--- GOAL OF THE EXERCISE ---
Check each line below for "defects" and report how many have it, nothing else.

--- EXERCISE INPUT ---
-=-=-=-=-

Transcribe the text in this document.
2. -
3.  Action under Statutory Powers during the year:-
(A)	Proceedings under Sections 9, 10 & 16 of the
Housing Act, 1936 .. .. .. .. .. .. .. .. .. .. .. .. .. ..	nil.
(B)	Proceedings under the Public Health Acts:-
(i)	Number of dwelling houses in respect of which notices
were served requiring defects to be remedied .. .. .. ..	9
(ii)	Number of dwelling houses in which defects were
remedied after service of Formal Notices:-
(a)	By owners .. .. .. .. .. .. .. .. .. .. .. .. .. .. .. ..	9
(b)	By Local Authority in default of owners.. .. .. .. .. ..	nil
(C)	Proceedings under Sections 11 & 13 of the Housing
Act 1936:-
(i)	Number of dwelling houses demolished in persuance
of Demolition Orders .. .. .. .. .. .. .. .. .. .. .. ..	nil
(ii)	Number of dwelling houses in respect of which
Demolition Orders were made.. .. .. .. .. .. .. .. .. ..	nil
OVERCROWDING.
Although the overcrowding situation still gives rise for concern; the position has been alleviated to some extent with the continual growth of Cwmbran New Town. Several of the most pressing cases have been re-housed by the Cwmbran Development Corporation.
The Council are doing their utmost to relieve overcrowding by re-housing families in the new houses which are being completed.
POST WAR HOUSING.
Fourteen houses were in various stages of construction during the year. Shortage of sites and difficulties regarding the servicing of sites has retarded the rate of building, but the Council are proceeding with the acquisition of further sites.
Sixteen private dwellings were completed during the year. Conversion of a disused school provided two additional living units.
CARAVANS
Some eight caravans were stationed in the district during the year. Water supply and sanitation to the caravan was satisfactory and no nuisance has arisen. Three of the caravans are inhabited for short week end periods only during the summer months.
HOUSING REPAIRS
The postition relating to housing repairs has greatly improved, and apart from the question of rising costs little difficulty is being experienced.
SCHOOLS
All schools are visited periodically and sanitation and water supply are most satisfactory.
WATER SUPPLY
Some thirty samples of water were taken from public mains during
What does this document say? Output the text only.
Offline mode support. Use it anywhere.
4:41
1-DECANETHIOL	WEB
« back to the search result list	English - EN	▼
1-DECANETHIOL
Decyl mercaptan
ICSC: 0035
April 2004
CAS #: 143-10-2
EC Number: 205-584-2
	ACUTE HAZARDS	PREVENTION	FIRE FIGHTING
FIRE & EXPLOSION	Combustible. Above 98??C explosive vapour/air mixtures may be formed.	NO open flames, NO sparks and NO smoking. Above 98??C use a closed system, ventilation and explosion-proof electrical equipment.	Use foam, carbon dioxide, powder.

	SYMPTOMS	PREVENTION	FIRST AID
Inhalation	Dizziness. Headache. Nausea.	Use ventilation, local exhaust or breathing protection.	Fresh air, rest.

-=-=-=-=-

--- RESULT BELOW ---
2